Transcribe all the entries word for word, skipping the pictures.

-- Start of Task input --

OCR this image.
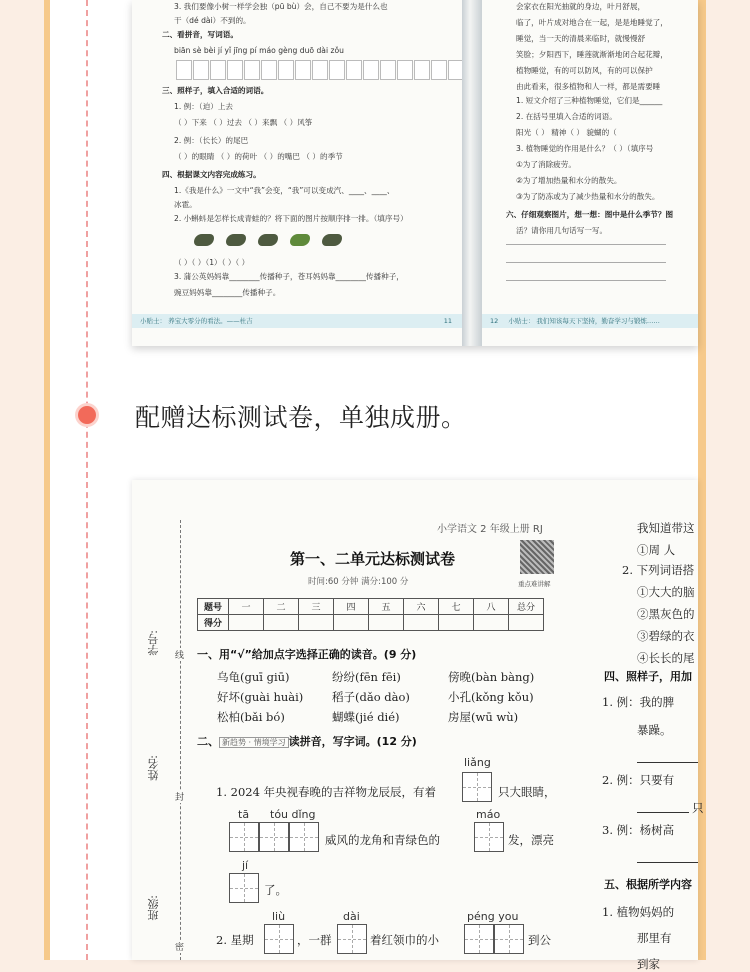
3. 我们要像小树一样学会独（pū bù）会，自己不要为是什么也
干（dé dài）不到的。
二、看拼音，写词语。
biān sè bèi jí yǐ jīng pí máo gèng duō dài zǒu
三、照样子，填入合适的词语。
1. 例：（迫）上去
（ ）下来 （ ）过去 （ ）来飘 （ ）风筝
2. 例：（长长）的尾巴
（ ）的眼睛 （ ）的荷叶 （ ）的嘴巴 （ ）的季节
四、根据课文内容完成练习。
1.《我是什么》一文中“我”会变，“我”可以变成汽、____、____、
冰雹。
2. 小蝌蚪是怎样长成青蛙的？将下面的图片按顺序排一排。（填序号）
（ ）（ ）（1）（ ）（ ）
3. 蒲公英妈妈靠________传播种子，苍耳妈妈靠________传播种子，
豌豆妈妈靠________传播种子。
小贴士： 养宝大零分的看法。——杜吉	11
会家衣在阳光抽就的身边，叶月舒展，
临了，叶片成对地合在一起，是是地睡觉了，
睡觉，当一天的清晨来临时，就慢慢舒
笑脸；夕阳西下，睡莲就渐渐地闭合起花瓣，
植物睡觉，有的可以防风，有的可以保护
由此看来，很多植物和人一样，都是需要睡
1. 短文介绍了三种植物睡觉，它们是______
2. 在括号里填入合适的词语。
阳光（ ） 精神（ ） 貌蝴的（
3. 植物睡觉的作用是什么？（ ）（填序号
①为了消除疲劳。
②为了增加热量和水分的散失。
③为了防冻或为了减少热量和水分的散失。
六、仔细观察图片，想一想：图中是什么季节？图
活？请你用几句话写一写。
12 小贴士： 我们知该每天下坚持，勤奋学习与锻炼……
配赠达标测试卷，单独成册。
学号:
姓名:
班级:
线
封
密
小学语文 2 年级上册 RJ
第一、二单元达标测试卷
重点难讲解
时间:60 分钟 满分:100 分
题号	一	二	三	四	五	六	七	八	总分
得分									
一、用“√”给加点字选择正确的读音。(9 分)
乌龟(guī giū)	纷纷(fēn fēi)	傍晚(bàn bàng)
好坏(guài huài) 稻子(dǎo dào)	小孔(kǒng kǒu)
松柏(bǎi bó)	蝴蝶(jié dié)	房屋(wū wù)
二、 新趋势 · 情境学习 读拼音，写字词。(12 分)
liǎng
1. 2024 年央视春晚的吉祥物龙辰辰，有着	只大眼睛，
tā tóu dǐng
威风的龙角和青绿色的
máo
发，漂亮
jí
了。
2. 星期
liù
，一群
dài
着红领巾的小
péng you
到公
我知道带这
①周 人
2. 下列词语搭
①大大的脑
②黑灰色的
③碧绿的衣
④长长的尾
四、照样子，用加
1. 例：我的脾
暴躁。
2. 例：只要有
只
3. 例：杨树高
五、根据所学内容
1. 植物妈妈的
那里有
到家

-- End of Task input --

Written answer:
OCR this image.
3. 我们要像小树一样学会独（pū bù）会，自己不要为是什么也
干（dé dài）不到的。
二、看拼音，写词语。
biān sè bèi jí yǐ jīng pí máo gèng duō dài zǒu
三、照样子，填入合适的词语。
1. 例：（迫）上去
（ ）下来 （ ）过去 （ ）来飘 （ ）风筝
2. 例：（长长）的尾巴
（ ）的眼睛 （ ）的荷叶 （ ）的嘴巴 （ ）的季节
四、根据课文内容完成练习。
1.《我是什么》一文中“我”会变，“我”可以变成汽、____、____、
冰雹。
2. 小蝌蚪是怎样长成青蛙的？将下面的图片按顺序排一排。（填序号）
（ ）（ ）（1）（ ）（ ）
3. 蒲公英妈妈靠________传播种子，苍耳妈妈靠________传播种子，
豌豆妈妈靠________传播种子。
小贴士： 养宝大零分的看法。——杜吉	11
会家衣在阳光抽就的身边，叶月舒展，
临了，叶片成对地合在一起，是是地睡觉了，
睡觉，当一天的清晨来临时，就慢慢舒
笑脸；夕阳西下，睡莲就渐渐地闭合起花瓣，
植物睡觉，有的可以防风，有的可以保护
由此看来，很多植物和人一样，都是需要睡
1. 短文介绍了三种植物睡觉，它们是______
2. 在括号里填入合适的词语。
阳光（ ） 精神（ ） 貌蝴的（
3. 植物睡觉的作用是什么？（ ）（填序号
①为了消除疲劳。
②为了增加热量和水分的散失。
③为了防冻或为了减少热量和水分的散失。
六、仔细观察图片，想一想：图中是什么季节？图
活？请你用几句话写一写。
12 小贴士： 我们知该每天下坚持，勤奋学习与锻炼……
配赠达标测试卷，单独成册。
学号:
姓名:
班级:
线
封
密
小学语文 2 年级上册 RJ
第一、二单元达标测试卷
重点难讲解
时间:60 分钟 满分:100 分
题号	一	二	三	四	五	六	七	八	总分
得分									
一、用“√”给加点字选择正确的读音。(9 分)
乌龟(guī giū)	纷纷(fēn fēi)	傍晚(bàn bàng)
好坏(guài huài) 稻子(dǎo dào)	小孔(kǒng kǒu)
松柏(bǎi bó)	蝴蝶(jié dié)	房屋(wū wù)
二、 新趋势 · 情境学习 读拼音，写字词。(12 分)
liǎng
1. 2024 年央视春晚的吉祥物龙辰辰，有着	只大眼睛，
tā tóu dǐng
威风的龙角和青绿色的
máo
发，漂亮
jí
了。
2. 星期
liù
，一群
dài
着红领巾的小
péng you
到公
我知道带这
①周 人
2. 下列词语搭
①大大的脑
②黑灰色的
③碧绿的衣
④长长的尾
四、照样子，用加
1. 例：我的脾
暴躁。
2. 例：只要有
只
3. 例：杨树高
五、根据所学内容
1. 植物妈妈的
那里有
到家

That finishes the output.